#### KUTIPAN BACAAN

Forgotten Bible and Melted Chocolate

Aku hanyalah seorang yang tua dan bodoh, mencoba mengerti namun gagal menasehatimu. Mungkin kau memang terlalu pintar untuk mendengarkan omonganku. Saat kau menutup pintu untukku, biarlah aku mengira semua ini kesalahanku, karena aku bodoh dan tak pernah mengerti.

Sunday, January 15, 2006

GOL BUNUH DIRI

GOL BUNUH DIRI

Saat kau memutuskan untuk melakukan gol bunuh diri, aku merasa sedih. Kamu memiliki sebuah guci yang begitu indah tetapi ingin membantingnya begitu saja. Mungkin saja kamu penasaran apa isinya, tapi kenapa harus melakukannya dengan serampangan. Seolah-olah kamu hanya bisa berpikir satu kali saja dalam hidupmu yang kira-kira masih akan sangat panjang itu.

########

SOAL LATIHAN 1 – Sunting baris-baris dalam catatan, dari baris yang memuat "credit-art-design: Художественное оформление" sampai baris yang memuat "biblio-description: Все комплексные", dengan mengganti "Москва" menjadi "Санкт-Петербург" tanpa mengubah hal lain. Tuliskan hanya baris-baris tersebut.

#### DATA MASUKAN

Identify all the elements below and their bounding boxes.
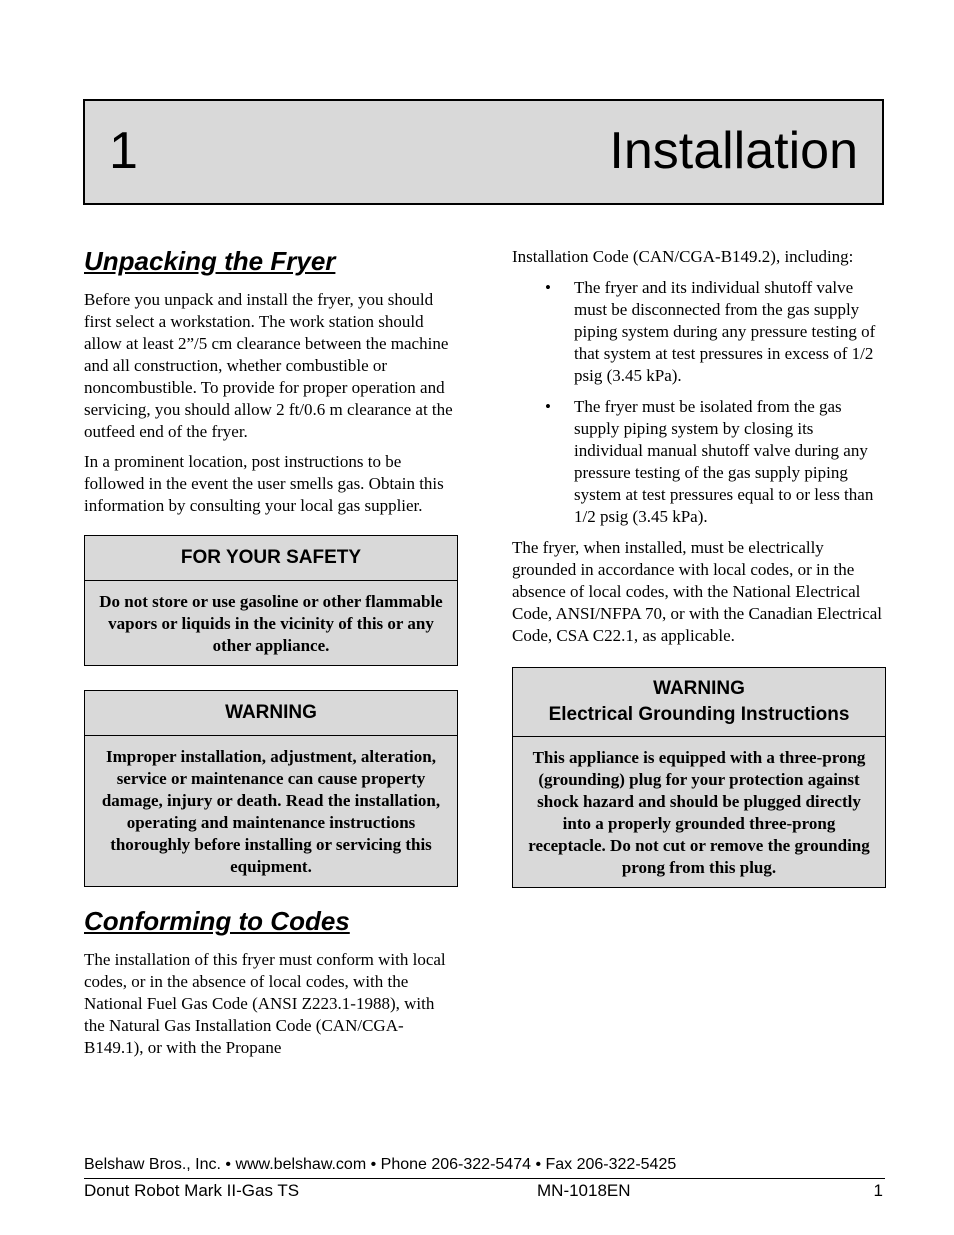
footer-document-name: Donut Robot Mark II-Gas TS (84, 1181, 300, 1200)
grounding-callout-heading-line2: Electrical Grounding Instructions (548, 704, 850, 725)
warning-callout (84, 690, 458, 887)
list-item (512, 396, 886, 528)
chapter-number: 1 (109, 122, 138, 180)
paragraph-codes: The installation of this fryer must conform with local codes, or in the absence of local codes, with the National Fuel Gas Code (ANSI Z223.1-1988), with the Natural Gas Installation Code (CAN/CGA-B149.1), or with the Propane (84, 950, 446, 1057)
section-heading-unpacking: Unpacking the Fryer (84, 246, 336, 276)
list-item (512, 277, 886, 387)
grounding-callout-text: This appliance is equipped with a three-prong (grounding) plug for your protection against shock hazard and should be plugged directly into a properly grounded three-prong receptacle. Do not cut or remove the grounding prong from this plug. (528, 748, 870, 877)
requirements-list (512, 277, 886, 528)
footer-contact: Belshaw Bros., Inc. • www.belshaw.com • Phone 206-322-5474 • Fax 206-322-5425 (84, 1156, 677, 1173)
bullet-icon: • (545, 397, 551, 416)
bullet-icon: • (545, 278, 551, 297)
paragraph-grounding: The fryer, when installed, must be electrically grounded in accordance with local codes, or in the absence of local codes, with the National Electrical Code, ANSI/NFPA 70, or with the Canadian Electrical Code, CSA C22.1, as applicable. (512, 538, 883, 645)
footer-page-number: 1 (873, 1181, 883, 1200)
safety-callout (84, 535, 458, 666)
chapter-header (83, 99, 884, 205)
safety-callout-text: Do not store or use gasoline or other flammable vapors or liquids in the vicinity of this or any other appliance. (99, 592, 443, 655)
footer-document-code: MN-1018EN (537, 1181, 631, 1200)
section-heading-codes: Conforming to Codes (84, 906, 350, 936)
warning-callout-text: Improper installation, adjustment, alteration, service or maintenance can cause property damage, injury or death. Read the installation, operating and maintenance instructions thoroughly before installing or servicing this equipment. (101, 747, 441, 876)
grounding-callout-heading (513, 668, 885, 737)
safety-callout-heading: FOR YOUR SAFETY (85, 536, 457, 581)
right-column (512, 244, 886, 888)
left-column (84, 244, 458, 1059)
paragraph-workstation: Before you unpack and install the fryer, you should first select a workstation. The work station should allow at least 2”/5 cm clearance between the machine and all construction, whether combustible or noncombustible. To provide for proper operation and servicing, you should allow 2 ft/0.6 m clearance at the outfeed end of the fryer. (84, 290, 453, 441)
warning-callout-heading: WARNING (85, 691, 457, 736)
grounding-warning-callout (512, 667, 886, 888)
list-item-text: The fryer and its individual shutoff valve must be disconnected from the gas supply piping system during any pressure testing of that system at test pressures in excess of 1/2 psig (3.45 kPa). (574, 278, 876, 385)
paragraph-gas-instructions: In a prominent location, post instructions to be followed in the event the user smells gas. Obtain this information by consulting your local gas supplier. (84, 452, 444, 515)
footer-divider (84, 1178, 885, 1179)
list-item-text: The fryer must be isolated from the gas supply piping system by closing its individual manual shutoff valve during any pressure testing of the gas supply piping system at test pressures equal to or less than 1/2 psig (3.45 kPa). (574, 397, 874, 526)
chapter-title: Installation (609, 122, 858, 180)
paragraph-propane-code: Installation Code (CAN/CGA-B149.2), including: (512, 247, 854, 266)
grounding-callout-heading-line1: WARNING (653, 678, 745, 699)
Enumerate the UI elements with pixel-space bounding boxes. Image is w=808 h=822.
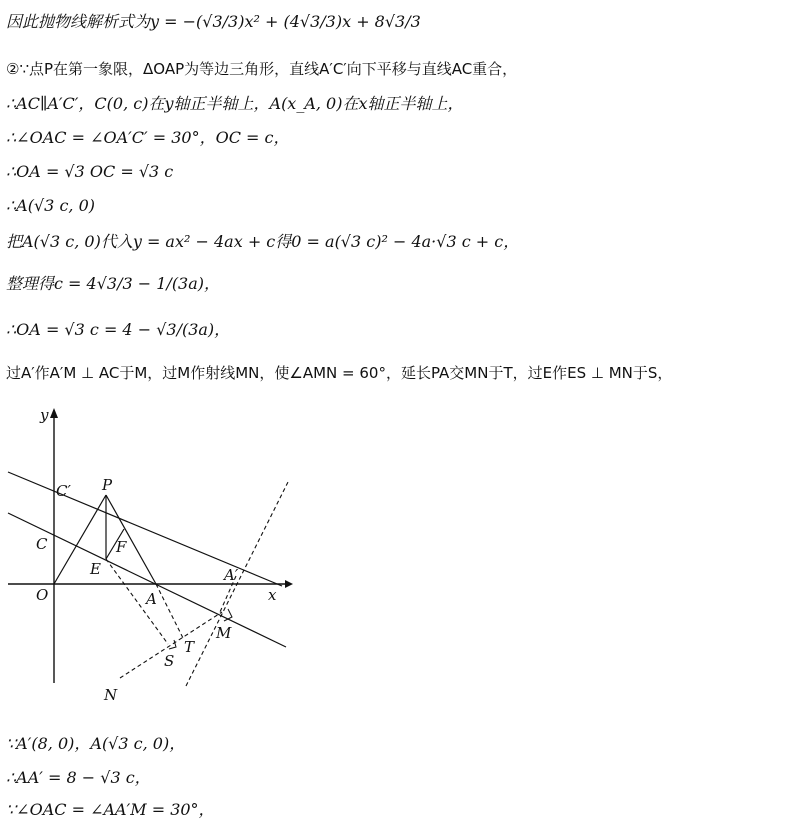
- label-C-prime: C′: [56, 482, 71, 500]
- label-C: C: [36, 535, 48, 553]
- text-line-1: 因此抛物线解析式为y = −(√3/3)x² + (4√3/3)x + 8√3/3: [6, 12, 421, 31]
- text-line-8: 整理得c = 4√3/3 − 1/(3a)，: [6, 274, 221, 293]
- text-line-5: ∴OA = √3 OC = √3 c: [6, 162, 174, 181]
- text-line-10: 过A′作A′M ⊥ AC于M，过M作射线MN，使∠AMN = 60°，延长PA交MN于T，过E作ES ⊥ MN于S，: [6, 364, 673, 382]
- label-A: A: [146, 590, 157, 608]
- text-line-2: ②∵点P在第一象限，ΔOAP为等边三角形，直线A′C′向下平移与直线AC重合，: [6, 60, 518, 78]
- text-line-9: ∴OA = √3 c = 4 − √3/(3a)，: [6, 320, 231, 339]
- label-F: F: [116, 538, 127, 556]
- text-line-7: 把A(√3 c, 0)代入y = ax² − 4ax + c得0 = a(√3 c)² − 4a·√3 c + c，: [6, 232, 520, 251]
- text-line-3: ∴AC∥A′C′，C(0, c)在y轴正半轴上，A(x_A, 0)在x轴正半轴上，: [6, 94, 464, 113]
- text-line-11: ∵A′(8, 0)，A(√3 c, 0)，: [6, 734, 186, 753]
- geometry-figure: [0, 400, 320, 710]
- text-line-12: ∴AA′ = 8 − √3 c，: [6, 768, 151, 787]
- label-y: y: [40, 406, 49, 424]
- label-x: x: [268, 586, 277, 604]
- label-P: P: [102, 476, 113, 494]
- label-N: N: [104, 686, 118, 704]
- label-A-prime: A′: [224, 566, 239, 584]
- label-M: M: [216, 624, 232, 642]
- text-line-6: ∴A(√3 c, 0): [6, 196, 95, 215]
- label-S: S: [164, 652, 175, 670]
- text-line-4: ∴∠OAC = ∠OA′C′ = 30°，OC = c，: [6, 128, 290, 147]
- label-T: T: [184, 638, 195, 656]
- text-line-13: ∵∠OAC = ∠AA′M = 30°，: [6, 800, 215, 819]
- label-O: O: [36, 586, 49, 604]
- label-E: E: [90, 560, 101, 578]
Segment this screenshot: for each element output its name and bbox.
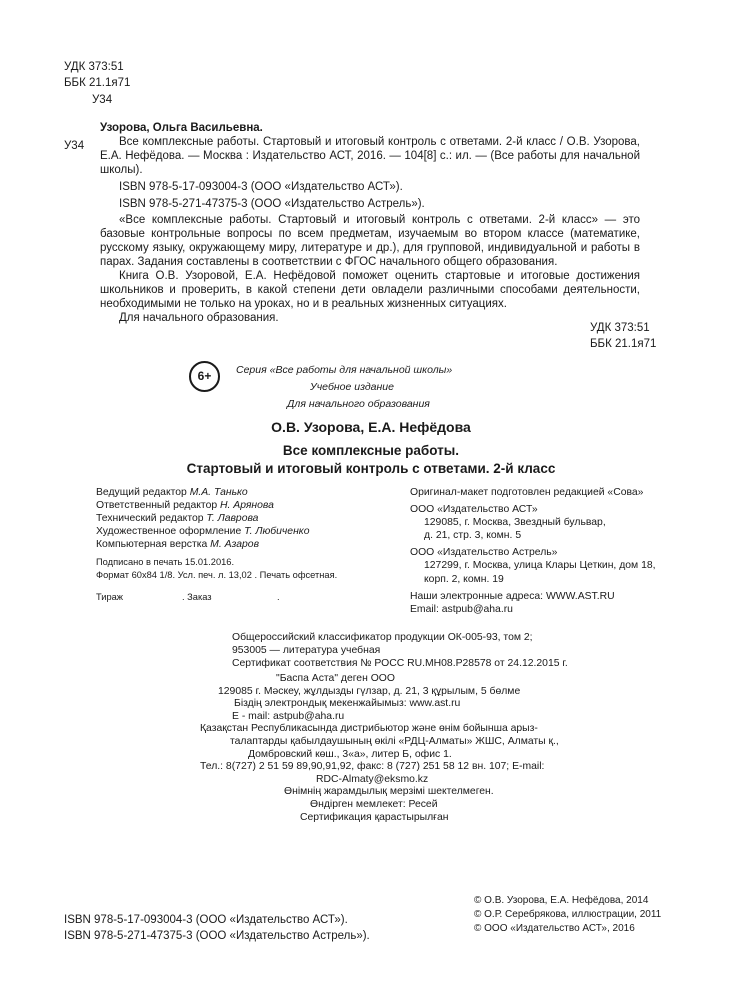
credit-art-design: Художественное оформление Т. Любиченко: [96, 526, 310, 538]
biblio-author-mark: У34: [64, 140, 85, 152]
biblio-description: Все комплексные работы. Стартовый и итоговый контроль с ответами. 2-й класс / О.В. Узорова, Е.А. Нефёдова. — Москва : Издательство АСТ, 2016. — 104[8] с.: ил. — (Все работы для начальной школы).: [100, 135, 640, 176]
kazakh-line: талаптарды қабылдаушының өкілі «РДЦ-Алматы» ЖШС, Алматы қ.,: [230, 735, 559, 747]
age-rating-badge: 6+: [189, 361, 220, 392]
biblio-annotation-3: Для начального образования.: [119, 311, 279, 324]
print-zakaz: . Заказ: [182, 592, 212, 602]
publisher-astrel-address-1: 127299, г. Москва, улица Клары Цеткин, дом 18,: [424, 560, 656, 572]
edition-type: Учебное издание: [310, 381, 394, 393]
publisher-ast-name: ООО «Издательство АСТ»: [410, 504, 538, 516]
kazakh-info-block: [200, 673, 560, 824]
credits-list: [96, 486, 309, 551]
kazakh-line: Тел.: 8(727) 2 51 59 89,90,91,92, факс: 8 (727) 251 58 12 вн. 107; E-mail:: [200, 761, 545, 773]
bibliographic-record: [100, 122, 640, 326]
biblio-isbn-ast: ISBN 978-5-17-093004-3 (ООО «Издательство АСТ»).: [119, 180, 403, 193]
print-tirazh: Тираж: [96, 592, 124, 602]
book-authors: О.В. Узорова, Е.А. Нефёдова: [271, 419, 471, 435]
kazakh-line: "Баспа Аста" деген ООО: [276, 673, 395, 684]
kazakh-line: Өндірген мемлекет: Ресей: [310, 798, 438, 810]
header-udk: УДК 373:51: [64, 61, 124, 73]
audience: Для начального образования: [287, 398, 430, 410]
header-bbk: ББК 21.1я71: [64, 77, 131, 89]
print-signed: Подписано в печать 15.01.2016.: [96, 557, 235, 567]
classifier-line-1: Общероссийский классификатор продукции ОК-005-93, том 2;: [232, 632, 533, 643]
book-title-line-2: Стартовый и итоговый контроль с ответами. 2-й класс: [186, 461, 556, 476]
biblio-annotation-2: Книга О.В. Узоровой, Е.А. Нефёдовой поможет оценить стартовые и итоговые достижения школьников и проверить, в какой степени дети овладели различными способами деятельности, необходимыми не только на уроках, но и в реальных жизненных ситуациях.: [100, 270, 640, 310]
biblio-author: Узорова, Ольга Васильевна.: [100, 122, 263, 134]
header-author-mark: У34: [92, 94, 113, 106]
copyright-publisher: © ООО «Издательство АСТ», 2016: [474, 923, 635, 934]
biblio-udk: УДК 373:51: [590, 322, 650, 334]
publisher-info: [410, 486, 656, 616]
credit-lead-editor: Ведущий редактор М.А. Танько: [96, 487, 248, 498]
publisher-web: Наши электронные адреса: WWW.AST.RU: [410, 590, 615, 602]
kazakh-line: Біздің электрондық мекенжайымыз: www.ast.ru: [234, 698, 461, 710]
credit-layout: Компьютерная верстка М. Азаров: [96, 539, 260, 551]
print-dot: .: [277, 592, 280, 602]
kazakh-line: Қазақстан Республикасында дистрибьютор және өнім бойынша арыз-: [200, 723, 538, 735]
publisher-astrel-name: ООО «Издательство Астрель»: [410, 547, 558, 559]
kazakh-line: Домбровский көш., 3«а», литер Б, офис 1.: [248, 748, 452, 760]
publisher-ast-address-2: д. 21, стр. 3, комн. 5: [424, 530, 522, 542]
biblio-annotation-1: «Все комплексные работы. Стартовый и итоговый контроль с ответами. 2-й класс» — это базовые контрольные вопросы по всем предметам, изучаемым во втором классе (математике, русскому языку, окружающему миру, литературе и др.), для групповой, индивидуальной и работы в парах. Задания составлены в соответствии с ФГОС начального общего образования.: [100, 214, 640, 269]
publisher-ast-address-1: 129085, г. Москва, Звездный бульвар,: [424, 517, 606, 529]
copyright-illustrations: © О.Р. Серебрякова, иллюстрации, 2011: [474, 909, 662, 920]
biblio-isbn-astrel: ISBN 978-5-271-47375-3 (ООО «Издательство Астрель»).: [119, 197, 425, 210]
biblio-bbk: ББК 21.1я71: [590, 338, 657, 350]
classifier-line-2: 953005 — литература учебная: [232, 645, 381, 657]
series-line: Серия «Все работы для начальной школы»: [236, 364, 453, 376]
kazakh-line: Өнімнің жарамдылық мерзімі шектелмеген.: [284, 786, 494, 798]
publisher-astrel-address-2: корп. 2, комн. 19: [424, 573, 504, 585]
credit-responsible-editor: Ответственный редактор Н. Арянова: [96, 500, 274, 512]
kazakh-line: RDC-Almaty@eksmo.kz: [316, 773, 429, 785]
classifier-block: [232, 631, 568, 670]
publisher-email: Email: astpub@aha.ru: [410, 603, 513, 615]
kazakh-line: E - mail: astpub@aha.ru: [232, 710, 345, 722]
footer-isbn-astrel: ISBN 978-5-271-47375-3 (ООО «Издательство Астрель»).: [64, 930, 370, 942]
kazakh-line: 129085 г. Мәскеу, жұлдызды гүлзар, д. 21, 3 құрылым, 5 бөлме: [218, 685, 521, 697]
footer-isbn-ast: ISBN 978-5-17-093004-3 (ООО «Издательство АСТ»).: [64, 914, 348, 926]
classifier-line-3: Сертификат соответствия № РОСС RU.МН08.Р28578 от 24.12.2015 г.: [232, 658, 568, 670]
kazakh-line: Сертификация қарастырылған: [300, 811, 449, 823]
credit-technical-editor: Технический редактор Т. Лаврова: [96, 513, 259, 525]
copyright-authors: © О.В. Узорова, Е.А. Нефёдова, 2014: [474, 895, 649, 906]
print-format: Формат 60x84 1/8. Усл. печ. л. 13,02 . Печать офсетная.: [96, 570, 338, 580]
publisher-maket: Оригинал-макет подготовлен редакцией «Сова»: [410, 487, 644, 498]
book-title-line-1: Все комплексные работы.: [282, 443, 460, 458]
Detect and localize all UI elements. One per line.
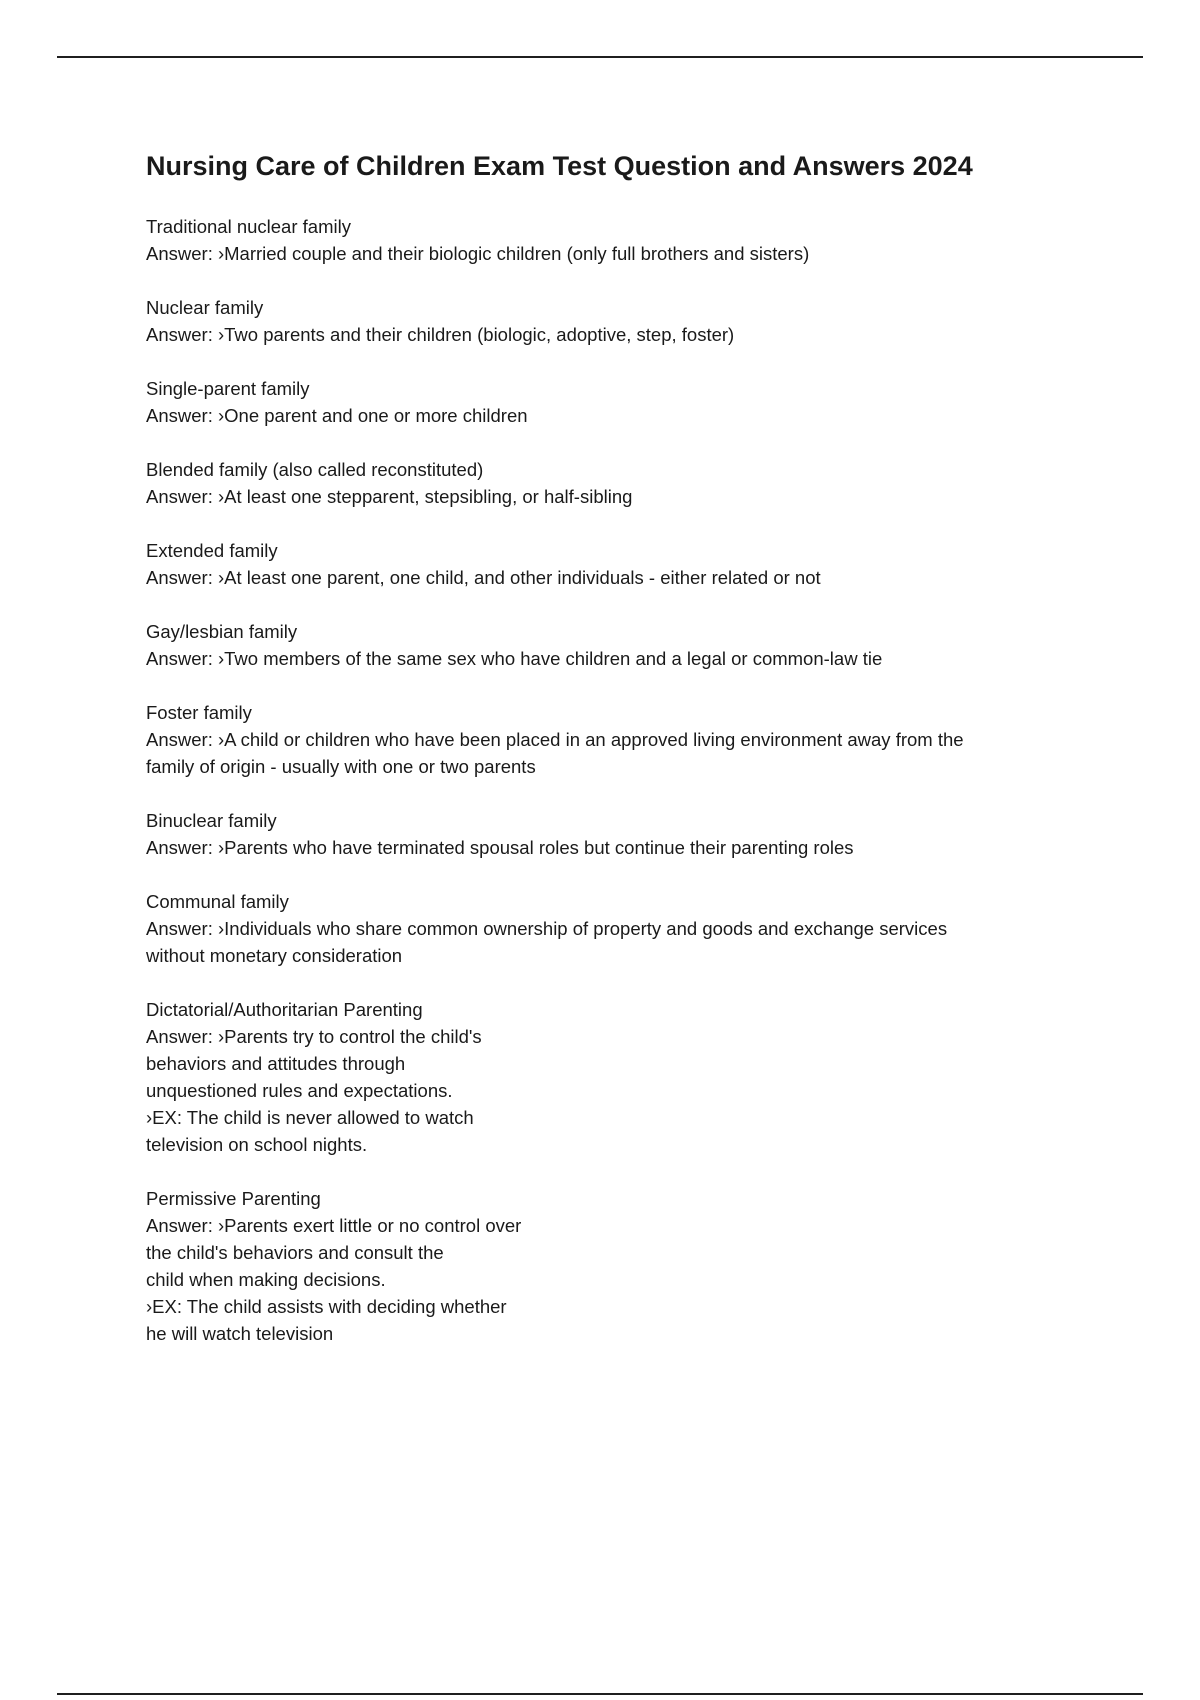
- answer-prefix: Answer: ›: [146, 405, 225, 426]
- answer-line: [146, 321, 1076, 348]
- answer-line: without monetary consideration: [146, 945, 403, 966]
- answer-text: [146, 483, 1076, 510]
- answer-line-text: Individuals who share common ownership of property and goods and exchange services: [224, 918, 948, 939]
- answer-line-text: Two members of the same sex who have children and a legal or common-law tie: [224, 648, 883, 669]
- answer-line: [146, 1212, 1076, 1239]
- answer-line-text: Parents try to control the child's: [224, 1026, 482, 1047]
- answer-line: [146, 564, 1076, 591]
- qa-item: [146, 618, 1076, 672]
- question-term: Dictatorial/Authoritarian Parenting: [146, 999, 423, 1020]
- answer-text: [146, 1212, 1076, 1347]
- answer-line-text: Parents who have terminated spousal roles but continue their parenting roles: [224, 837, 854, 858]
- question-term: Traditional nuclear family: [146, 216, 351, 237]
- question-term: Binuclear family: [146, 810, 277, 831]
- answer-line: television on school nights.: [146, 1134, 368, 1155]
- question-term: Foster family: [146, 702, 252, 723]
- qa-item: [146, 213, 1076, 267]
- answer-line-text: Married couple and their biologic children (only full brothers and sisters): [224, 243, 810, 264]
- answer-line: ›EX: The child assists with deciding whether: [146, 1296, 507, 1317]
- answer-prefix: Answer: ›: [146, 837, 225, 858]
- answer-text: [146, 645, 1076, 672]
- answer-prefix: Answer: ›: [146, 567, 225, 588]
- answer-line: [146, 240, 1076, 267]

########

SOAL LATIHAN 2 – Salin persis bagian kutipan bacaan tentang gol bunuh diri, dari "Saat kau memutuskan" sampai "sangat panjang itu.".

PEMBAHASAN JAWABAN 1 –
credit-art-design: Художественное оформление Т. Любиченко: [96, 526, 310, 538]
biblio-author-mark: У34: [64, 140, 85, 152]
biblio-description: Все комплексные работы. Стартовый и итоговый контроль с ответами. 2-й класс / О.В. Узорова, Е.А. Нефёдова. — Санкт-Петербург : Издательство АСТ, 2016. — 104[8] с.: ил. — (Все работы для начальной школы).: [100, 135, 640, 176]

PEMBAHASAN JAWABAN 2 –
Saat kau memutuskan untuk melakukan gol bunuh diri, aku merasa sedih. Kamu memiliki sebuah guci yang begitu indah tetapi ingin membantingnya begitu saja. Mungkin saja kamu penasaran apa isinya, tapi kenapa harus melakukannya dengan serampangan. Seolah-olah kamu hanya bisa berpikir satu kali saja dalam hidupmu yang kira-kira masih akan sangat panjang itu.